■ WHAT TO WORK ON
Write every entry out again exactly, please, and skip the pictures.

■ RECORD SET
_ _ _

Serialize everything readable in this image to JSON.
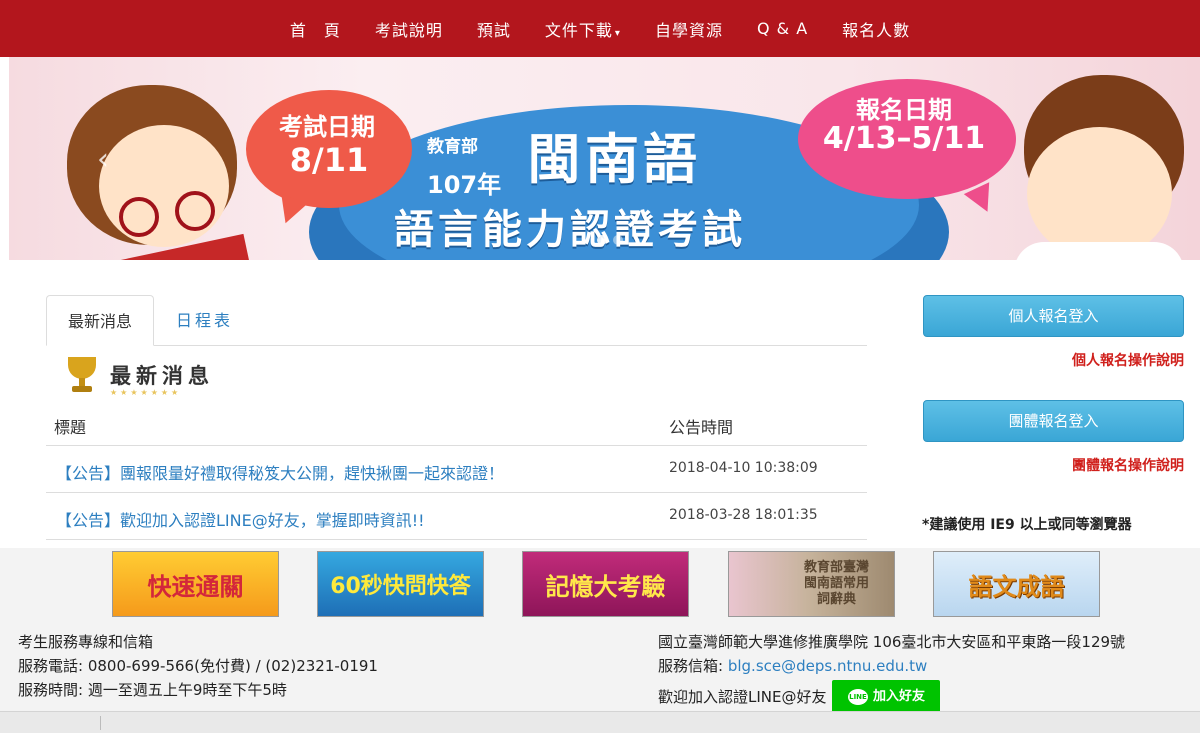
{
  "nav": {
    "items": [
      {
        "label": "首　頁"
      },
      {
        "label": "考試說明"
      },
      {
        "label": "預試"
      },
      {
        "label": "文件下載"
      },
      {
        "label": "自學資源"
      },
      {
        "label": "Q & A"
      },
      {
        "label": "報名人數"
      }
    ],
    "dropdown_caret": "▾"
  },
  "banner": {
    "exam_date_label": "考試日期",
    "exam_date": "8/11",
    "register_date_label": "報名日期",
    "register_date": "4/13–5/11",
    "ministry": "教育部",
    "year": "107年",
    "title": "閩南語",
    "subtitle": "語言能力認證考試",
    "slide_count": 2,
    "active_slide": 1
  },
  "tabs": [
    {
      "label": "最新消息",
      "active": true
    },
    {
      "label": "日程表",
      "active": false
    }
  ],
  "news": {
    "section_title": "最新消息",
    "columns": [
      "標題",
      "公告時間"
    ],
    "rows": [
      {
        "title": "【公告】團報限量好禮取得秘笈大公開，趕快揪團一起來認證！",
        "time": "2018-04-10 10:38:09"
      },
      {
        "title": "【公告】歡迎加入認證LINE@好友，掌握即時資訊!!",
        "time": "2018-03-28 18:01:35"
      }
    ]
  },
  "sidebar": {
    "personal_login": "個人報名登入",
    "personal_help": "個人報名操作說明",
    "group_login": "團體報名登入",
    "group_help": "團體報名操作說明",
    "browser_note": "*建議使用 IE9 以上或同等瀏覽器"
  },
  "ads": [
    {
      "label": "快速通關"
    },
    {
      "label": "60秒快問快答"
    },
    {
      "label": "記憶大考驗"
    },
    {
      "label": "教育部臺灣閩南語常用詞辭典"
    },
    {
      "label": "語文成語"
    }
  ],
  "footer": {
    "service_title": "考生服務專線和信箱",
    "phone_label": "服務電話:",
    "phone": "0800-699-566(免付費) / (02)2321-0191",
    "hours_label": "服務時間:",
    "hours": "週一至週五上午9時至下午5時",
    "org": "國立臺灣師範大學進修推廣學院",
    "address": "106臺北市大安區和平東路一段129號",
    "email_label": "服務信箱:",
    "email": "blg.sce@deps.ntnu.edu.tw",
    "line_text": "歡迎加入認證LINE@好友",
    "line_button": "加入好友",
    "line_icon_text": "LINE"
  },
  "colors": {
    "nav_bg": "#b3161d",
    "link": "#2d7fc0",
    "button": "#3aa6d6",
    "help_red": "#d0201c",
    "line_green": "#00c300"
  }
}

_ _ _

■ SOLUTION
Serialize everything readable in this image to JSON.
{
  "nav": {
    "items": [
      {
        "label": "首　頁"
      },
      {
        "label": "考試說明"
      },
      {
        "label": "預試"
      },
      {
        "label": "文件下載"
      },
      {
        "label": "自學資源"
      },
      {
        "label": "Q & A"
      },
      {
        "label": "報名人數"
      }
    ],
    "dropdown_caret": "▾"
  },
  "banner": {
    "exam_date_label": "考試日期",
    "exam_date": "8/11",
    "register_date_label": "報名日期",
    "register_date": "4/13–5/11",
    "ministry": "教育部",
    "year": "107年",
    "title": "閩南語",
    "subtitle": "語言能力認證考試",
    "slide_count": 2,
    "active_slide": 1
  },
  "tabs": [
    {
      "label": "最新消息",
      "active": true
    },
    {
      "label": "日程表",
      "active": false
    }
  ],
  "news": {
    "section_title": "最新消息",
    "columns": [
      "標題",
      "公告時間"
    ],
    "rows": [
      {
        "title": "【公告】團報限量好禮取得秘笈大公開，趕快揪團一起來認證！",
        "time": "2018-04-10 10:38:09"
      },
      {
        "title": "【公告】歡迎加入認證LINE@好友，掌握即時資訊!!",
        "time": "2018-03-28 18:01:35"
      }
    ]
  },
  "sidebar": {
    "personal_login": "個人報名登入",
    "personal_help": "個人報名操作說明",
    "group_login": "團體報名登入",
    "group_help": "團體報名操作說明",
    "browser_note": "*建議使用 IE9 以上或同等瀏覽器"
  },
  "ads": [
    {
      "label": "快速通關"
    },
    {
      "label": "60秒快問快答"
    },
    {
      "label": "記憶大考驗"
    },
    {
      "label": "教育部臺灣閩南語常用詞辭典"
    },
    {
      "label": "語文成語"
    }
  ],
  "footer": {
    "service_title": "考生服務專線和信箱",
    "phone_label": "服務電話:",
    "phone": "0800-699-566(免付費) / (02)2321-0191",
    "hours_label": "服務時間:",
    "hours": "週一至週五上午9時至下午5時",
    "org": "國立臺灣師範大學進修推廣學院",
    "address": "106臺北市大安區和平東路一段129號",
    "email_label": "服務信箱:",
    "email": "blg.sce@deps.ntnu.edu.tw",
    "line_text": "歡迎加入認證LINE@好友",
    "line_button": "加入好友",
    "line_icon_text": "LINE"
  },
  "colors": {
    "nav_bg": "#b3161d",
    "link": "#2d7fc0",
    "button": "#3aa6d6",
    "help_red": "#d0201c",
    "line_green": "#00c300"
  }
}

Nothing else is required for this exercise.